_What is needed:_
Recast every line of the items below as a Markdown table with the columns "Row" and "Line," numbering the rows and leaving out blank lines. Omit the pictures from the table.

── Supplied information

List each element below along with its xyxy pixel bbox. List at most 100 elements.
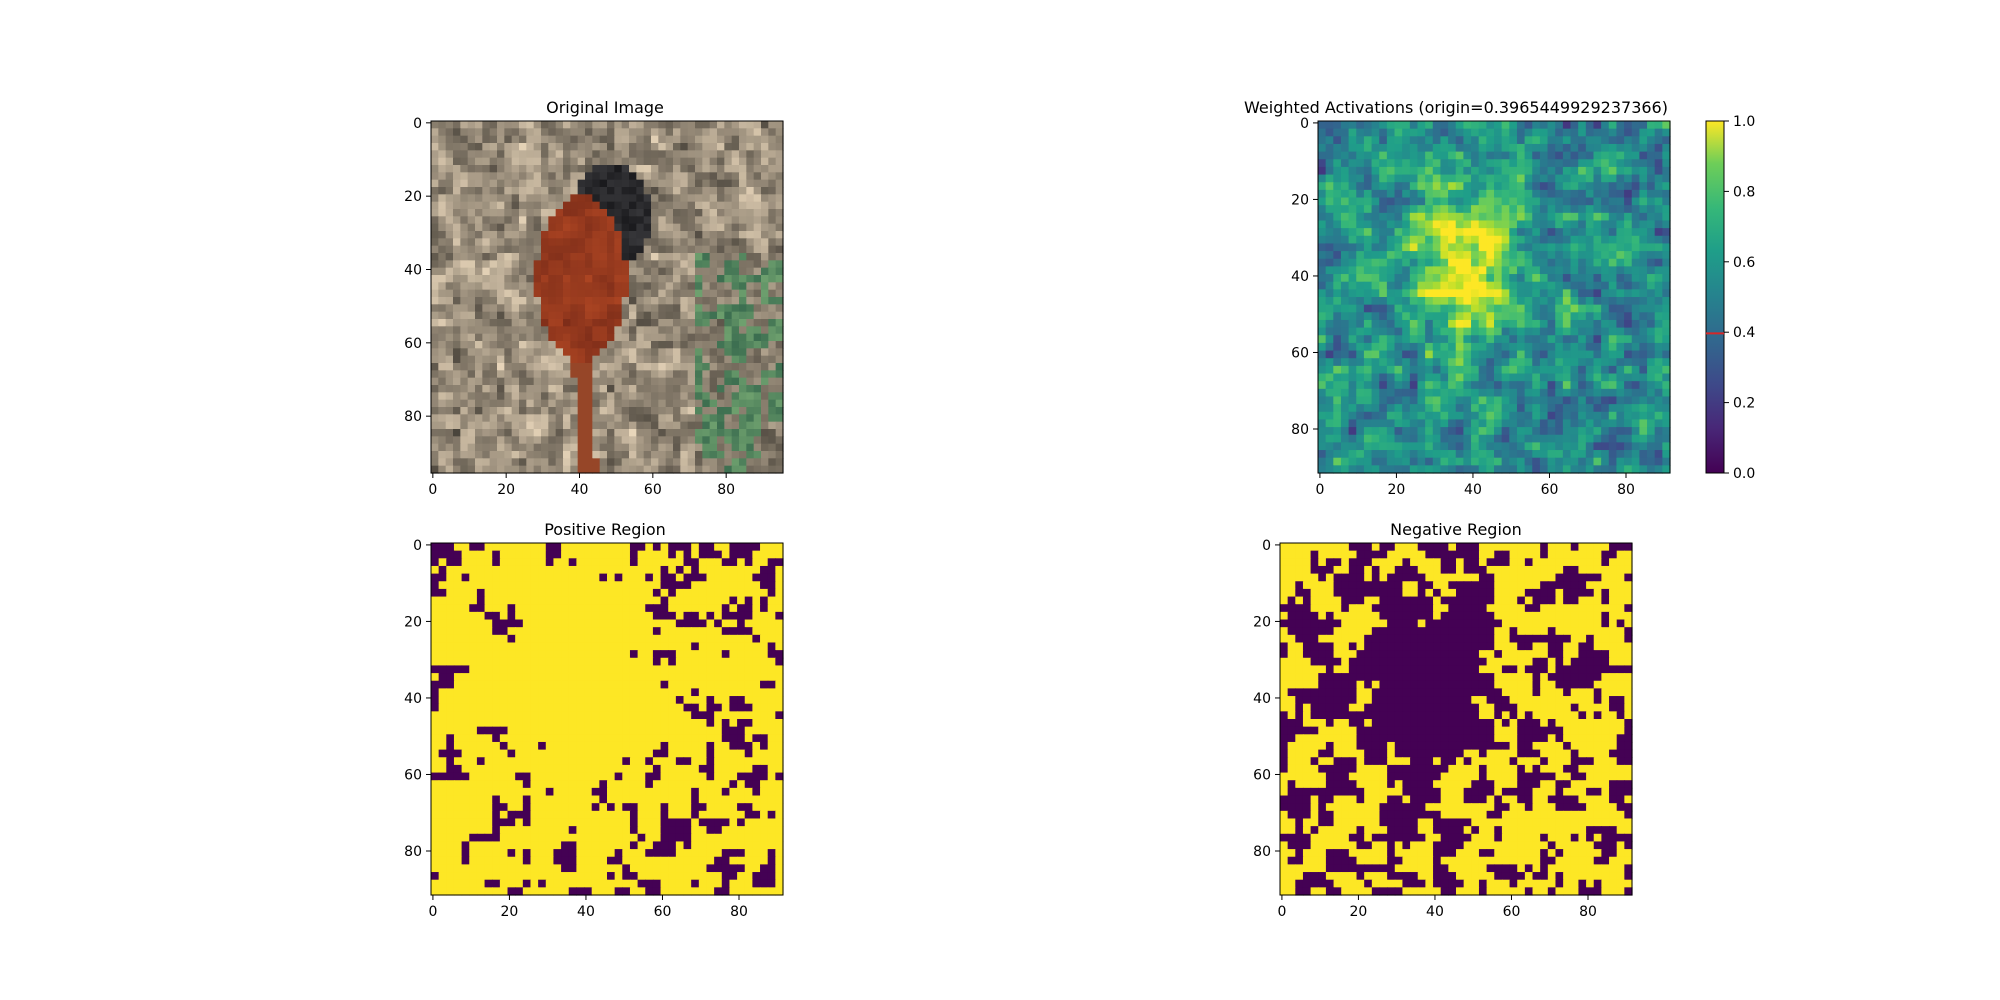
image-cell: [482, 245, 491, 254]
image-cell: [629, 558, 639, 567]
image-cell: [1448, 166, 1457, 176]
image-cell: [568, 588, 577, 598]
image-cell: [739, 128, 747, 137]
image-cell: [533, 333, 542, 342]
image-cell: [1363, 396, 1373, 405]
image-cell: [1402, 121, 1411, 130]
image-cell: [1409, 312, 1419, 321]
image-cell: [614, 429, 623, 437]
image-cell: [475, 121, 483, 129]
image-cell: [1516, 220, 1526, 229]
image-cell: [1333, 212, 1342, 222]
image-cell: [445, 157, 454, 166]
image-cell: [1417, 136, 1426, 145]
image-cell: [1616, 335, 1625, 344]
image-cell: [721, 581, 731, 590]
image-cell: [1486, 182, 1495, 191]
image-cell: [1647, 174, 1656, 183]
image-cell: [651, 399, 659, 408]
image-cell: [519, 121, 527, 129]
image-cell: [1425, 319, 1434, 329]
image-cell: [460, 289, 469, 298]
image-cell: [1547, 335, 1556, 344]
image-cell: [724, 121, 733, 129]
image-cell: [753, 414, 762, 423]
image-cell: [1654, 205, 1663, 214]
image-cell: [629, 304, 637, 313]
image-cell: [431, 209, 439, 217]
image-cell: [1371, 205, 1380, 214]
image-cell: [651, 421, 659, 430]
image-cell: [507, 611, 516, 621]
image-cell: [687, 414, 696, 423]
image-cell: [680, 421, 689, 430]
image-cell: [577, 436, 586, 445]
image-cell: [592, 421, 601, 430]
image-cell: [504, 238, 513, 247]
image-cell: [467, 363, 476, 371]
image-cell: [1409, 228, 1419, 237]
image-cell: [1340, 289, 1350, 298]
image-cell: [1616, 427, 1625, 436]
image-cell: [519, 209, 527, 217]
image-cell: [592, 194, 601, 203]
image-cell: [541, 238, 549, 247]
image-cell: [629, 377, 637, 386]
image-cell: [1333, 197, 1342, 206]
image-cell: [1509, 450, 1518, 459]
image-cell: [475, 194, 483, 203]
image-cell: [614, 165, 623, 173]
image-cell: [1516, 434, 1526, 443]
image-cell: [1570, 266, 1579, 275]
image-cell: [467, 165, 476, 173]
image-cell: [1471, 442, 1480, 451]
image-cell: [717, 421, 725, 430]
image-cell: [533, 245, 542, 254]
image-cell: [577, 253, 586, 261]
image-cell: [533, 443, 542, 452]
image-cell: [739, 385, 747, 393]
image-cell: [1570, 419, 1579, 428]
image-cell: [1440, 228, 1449, 237]
image-cell: [577, 451, 586, 459]
image-cell: [607, 311, 615, 320]
image-cell: [467, 348, 476, 357]
image-cell: [1532, 121, 1541, 130]
image-cell: [621, 172, 630, 181]
image-cell: [1578, 442, 1587, 451]
image-cell: [526, 231, 535, 239]
image-cell: [1386, 312, 1396, 321]
image-cell: [753, 319, 762, 327]
image-cell: [761, 451, 769, 459]
image-cell: [731, 157, 740, 166]
image-cell: [673, 297, 681, 305]
image-cell: [482, 465, 491, 474]
image-cell: [1608, 143, 1618, 153]
image-cell: [1425, 312, 1434, 321]
image-cell: [721, 619, 731, 628]
image-cell: [746, 289, 755, 298]
image-cell: [1363, 228, 1373, 237]
image-cell: [1417, 465, 1426, 474]
image-cell: [717, 267, 725, 276]
image-cell: [629, 319, 637, 327]
image-cell: [1539, 442, 1549, 451]
image-cell: [651, 458, 659, 467]
image-cell: [489, 311, 498, 320]
image-cell: [519, 333, 527, 342]
image-cell: [1585, 396, 1595, 405]
image-cell: [1647, 396, 1656, 405]
image-cell: [489, 143, 498, 151]
image-cell: [1455, 381, 1464, 390]
image-cell: [548, 187, 557, 195]
image-cell: [1432, 151, 1442, 160]
image-cell: [511, 275, 520, 283]
image-cell: [438, 627, 447, 636]
image-cell: [1639, 350, 1648, 359]
image-cell: [548, 385, 557, 393]
image-cell: [629, 429, 637, 437]
image-cell: [1340, 220, 1350, 229]
image-cell: [614, 414, 623, 423]
image-cell: [1539, 128, 1549, 137]
image-cell: [1463, 396, 1472, 405]
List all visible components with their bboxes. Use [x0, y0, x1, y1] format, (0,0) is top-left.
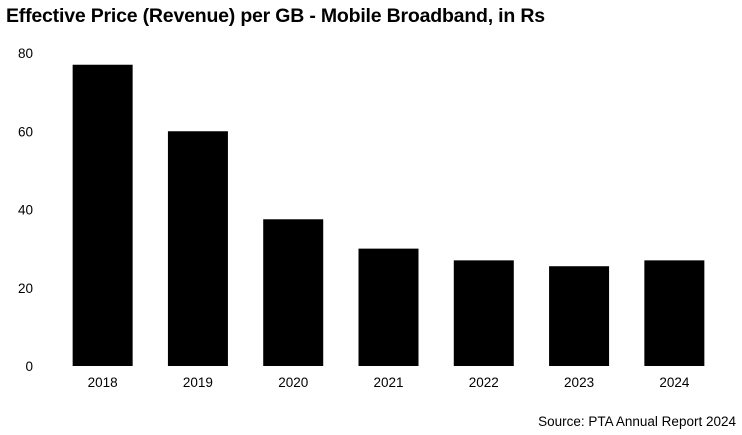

────

_Response below:_
| Row | Line |
|---|---|
| 1 | List each element below along with its xyxy pixel bbox. List at most 100 elements. |
| 2 | image-cell: [482, 245, 491, 254] |
| 3 | image-cell: [629, 558, 639, 567] |
| 4 | image-cell: [1448, 166, 1457, 176] |
| 5 | image-cell: [568, 588, 577, 598] |
| 6 | image-cell: [739, 128, 747, 137] |
| 7 | image-cell: [533, 333, 542, 342] |
| 8 | image-cell: [1363, 396, 1373, 405] |
| 9 | image-cell: [1402, 121, 1411, 130] |
| 10 | image-cell: [1409, 312, 1419, 321] |
| 11 | image-cell: [614, 429, 623, 437] |
| 12 | image-cell: [475, 121, 483, 129] |
| 13 | image-cell: [1516, 220, 1526, 229] |
| 14 | image-cell: [1333, 212, 1342, 222] |
| 15 | image-cell: [445, 157, 454, 166] |
| 16 | image-cell: [1417, 136, 1426, 145] |
| 17 | image-cell: [1616, 335, 1625, 344] |
| 18 | image-cell: [721, 581, 731, 590] |
| 19 | image-cell: [1486, 182, 1495, 191] |
| 20 | image-cell: [1647, 174, 1656, 183] |
| 21 | image-cell: [651, 399, 659, 408] |
| 22 | image-cell: [519, 121, 527, 129] |
| 23 | image-cell: [1425, 319, 1434, 329] |
| 24 | image-cell: [460, 289, 469, 298] |
| 25 | image-cell: [1547, 335, 1556, 344] |
| 26 | image-cell: [724, 121, 733, 129] |
| 27 | image-cell: [753, 414, 762, 423] |
| 28 | image-cell: [1654, 205, 1663, 214] |
| 29 | image-cell: [629, 304, 637, 313] |
| 30 | image-cell: [431, 209, 439, 217] |
| 31 | image-cell: [1371, 205, 1380, 214] |
| 32 | image-cell: [651, 421, 659, 430] |
| 33 | image-cell: [507, 611, 516, 621] |
| 34 | image-cell: [687, 414, 696, 423] |
| 35 | image-cell: [680, 421, 689, 430] |
| 36 | image-cell: [577, 436, 586, 445] |
| 37 | image-cell: [592, 421, 601, 430] |
| 38 | image-cell: [504, 238, 513, 247] |
| 39 | image-cell: [467, 363, 476, 371] |
| 40 | image-cell: [1409, 228, 1419, 237] |
| 41 | image-cell: [1340, 289, 1350, 298] |
| 42 | image-cell: [1616, 427, 1625, 436] |
| 43 | image-cell: [519, 209, 527, 217] |
| 44 | image-cell: [592, 194, 601, 203] |
| 45 | image-cell: [541, 238, 549, 247] |
| 46 | image-cell: [629, 377, 637, 386] |
| 47 | image-cell: [1333, 197, 1342, 206] |
| 48 | image-cell: [1509, 450, 1518, 459] |
| 49 | image-cell: [475, 194, 483, 203] |
| 50 | image-cell: [614, 165, 623, 173] |
| 51 | image-cell: [1516, 434, 1526, 443] |
| 52 | image-cell: [1570, 266, 1579, 275] |
| 53 | image-cell: [467, 165, 476, 173] |
| 54 | image-cell: [1471, 442, 1480, 451] |
| 55 | image-cell: [717, 421, 725, 430] |
| 56 | image-cell: [533, 245, 542, 254] |
| 57 | image-cell: [577, 253, 586, 261] |
| 58 | image-cell: [533, 443, 542, 452] |
| 59 | image-cell: [739, 385, 747, 393] |
| 60 | image-cell: [1570, 419, 1579, 428] |
| 61 | image-cell: [1440, 228, 1449, 237] |
| 62 | image-cell: [577, 451, 586, 459] |
| 63 | image-cell: [607, 311, 615, 320] |
| 64 | image-cell: [467, 348, 476, 357] |
| 65 | image-cell: [1532, 121, 1541, 130] |
| 66 | image-cell: [621, 172, 630, 181] |
| 67 | image-cell: [1578, 442, 1587, 451] |
| 68 | image-cell: [526, 231, 535, 239] |
| 69 | image-cell: [1386, 312, 1396, 321] |
| 70 | image-cell: [753, 319, 762, 327] |
| 71 | image-cell: [761, 451, 769, 459] |
| 72 | image-cell: [731, 157, 740, 166] |
| 73 | image-cell: [673, 297, 681, 305] |
| 74 | image-cell: [482, 465, 491, 474] |
| 75 | image-cell: [1608, 143, 1618, 153] |
| 76 | image-cell: [1425, 312, 1434, 321] |
| 77 | image-cell: [721, 619, 731, 628] |
| 78 | image-cell: [746, 289, 755, 298] |
| 79 | image-cell: [1363, 228, 1373, 237] |
| 80 | image-cell: [1417, 465, 1426, 474] |
| 81 | image-cell: [717, 267, 725, 276] |
| 82 | image-cell: [629, 319, 637, 327] |
| 83 | image-cell: [1539, 442, 1549, 451] |
| 84 | image-cell: [651, 458, 659, 467] |
| 85 | image-cell: [489, 311, 498, 320] |
| 86 | image-cell: [519, 333, 527, 342] |
| 87 | image-cell: [1585, 396, 1595, 405] |
| 88 | image-cell: [1647, 396, 1656, 405] |
| 89 | image-cell: [489, 143, 498, 151] |
| 90 | image-cell: [1455, 381, 1464, 390] |
| 91 | image-cell: [548, 187, 557, 195] |
| 92 | image-cell: [1432, 151, 1442, 160] |
| 93 | image-cell: [511, 275, 520, 283] |
| 94 | image-cell: [438, 627, 447, 636] |
| 95 | image-cell: [1639, 350, 1648, 359] |
| 96 | image-cell: [548, 385, 557, 393] |
| 97 | image-cell: [629, 429, 637, 437] |
| 98 | image-cell: [1340, 220, 1350, 229] |
| 99 | image-cell: [614, 414, 623, 423] |
| 100 | image-cell: [1539, 128, 1549, 137] |
| 101 | image-cell: [1463, 396, 1472, 405] |
| 102 | List all visible components with their bboxes. Use [x0, y0, x1, y1] format, (0,0) is top-left. |